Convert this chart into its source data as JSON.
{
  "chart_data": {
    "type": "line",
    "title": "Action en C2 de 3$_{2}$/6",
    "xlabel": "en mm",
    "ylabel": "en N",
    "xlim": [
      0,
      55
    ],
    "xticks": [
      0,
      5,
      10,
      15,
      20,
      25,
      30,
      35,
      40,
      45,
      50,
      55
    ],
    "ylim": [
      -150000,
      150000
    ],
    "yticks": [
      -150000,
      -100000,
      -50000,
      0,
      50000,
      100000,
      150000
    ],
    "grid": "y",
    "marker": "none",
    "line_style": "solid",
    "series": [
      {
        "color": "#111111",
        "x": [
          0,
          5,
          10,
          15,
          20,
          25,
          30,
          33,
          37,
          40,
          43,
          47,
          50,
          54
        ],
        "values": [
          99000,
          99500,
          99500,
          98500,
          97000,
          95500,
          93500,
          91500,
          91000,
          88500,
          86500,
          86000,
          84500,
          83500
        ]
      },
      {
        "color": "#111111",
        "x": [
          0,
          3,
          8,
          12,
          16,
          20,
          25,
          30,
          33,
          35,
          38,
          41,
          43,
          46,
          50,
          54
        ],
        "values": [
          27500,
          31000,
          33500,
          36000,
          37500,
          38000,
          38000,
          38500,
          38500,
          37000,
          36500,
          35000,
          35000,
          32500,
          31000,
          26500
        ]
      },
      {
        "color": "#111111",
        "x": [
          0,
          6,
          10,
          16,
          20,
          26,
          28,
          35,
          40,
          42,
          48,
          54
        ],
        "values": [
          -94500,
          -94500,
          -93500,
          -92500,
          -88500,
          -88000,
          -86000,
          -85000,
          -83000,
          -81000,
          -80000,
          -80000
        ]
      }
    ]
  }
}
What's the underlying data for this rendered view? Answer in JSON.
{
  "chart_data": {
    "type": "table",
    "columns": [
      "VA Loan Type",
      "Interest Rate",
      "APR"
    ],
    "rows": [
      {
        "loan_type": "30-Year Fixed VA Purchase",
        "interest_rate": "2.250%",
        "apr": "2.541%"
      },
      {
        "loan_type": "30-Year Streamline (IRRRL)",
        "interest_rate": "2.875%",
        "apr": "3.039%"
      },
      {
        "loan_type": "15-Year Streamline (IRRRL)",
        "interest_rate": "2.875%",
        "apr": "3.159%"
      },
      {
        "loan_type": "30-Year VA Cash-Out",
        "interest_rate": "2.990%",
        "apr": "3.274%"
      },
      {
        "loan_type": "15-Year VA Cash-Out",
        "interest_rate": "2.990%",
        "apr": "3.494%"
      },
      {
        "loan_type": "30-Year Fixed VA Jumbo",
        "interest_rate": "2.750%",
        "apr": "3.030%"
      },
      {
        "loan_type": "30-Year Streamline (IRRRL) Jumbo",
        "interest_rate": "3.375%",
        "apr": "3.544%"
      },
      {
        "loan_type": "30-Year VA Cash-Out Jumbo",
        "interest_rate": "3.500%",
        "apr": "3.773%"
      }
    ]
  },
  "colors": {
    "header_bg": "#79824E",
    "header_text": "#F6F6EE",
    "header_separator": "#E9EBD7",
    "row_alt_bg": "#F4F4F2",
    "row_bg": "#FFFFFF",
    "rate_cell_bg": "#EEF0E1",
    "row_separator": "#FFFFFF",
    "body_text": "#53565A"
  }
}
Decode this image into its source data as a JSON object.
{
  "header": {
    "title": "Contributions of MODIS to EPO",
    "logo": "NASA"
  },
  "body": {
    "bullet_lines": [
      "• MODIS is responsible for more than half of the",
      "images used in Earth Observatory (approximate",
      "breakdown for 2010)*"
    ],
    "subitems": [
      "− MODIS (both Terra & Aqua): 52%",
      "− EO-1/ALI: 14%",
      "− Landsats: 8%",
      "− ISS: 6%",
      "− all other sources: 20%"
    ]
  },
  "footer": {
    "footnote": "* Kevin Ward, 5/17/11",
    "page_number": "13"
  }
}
....
● **Directions for this task**: Find "Decode this image" in the data above, then repeat that line and all lines after it exactly, ending with the final line.

● **Answer for the task**:
Decode this image into its source data as a JSON object.
{
  "header": {
    "title": "Contributions of MODIS to EPO",
    "logo": "NASA"
  },
  "body": {
    "bullet_lines": [
      "• MODIS is responsible for more than half of the",
      "images used in Earth Observatory (approximate",
      "breakdown for 2010)*"
    ],
    "subitems": [
      "− MODIS (both Terra & Aqua): 52%",
      "− EO-1/ALI: 14%",
      "− Landsats: 8%",
      "− ISS: 6%",
      "− all other sources: 20%"
    ]
  },
  "footer": {
    "footnote": "* Kevin Ward, 5/17/11",
    "page_number": "13"
  }
}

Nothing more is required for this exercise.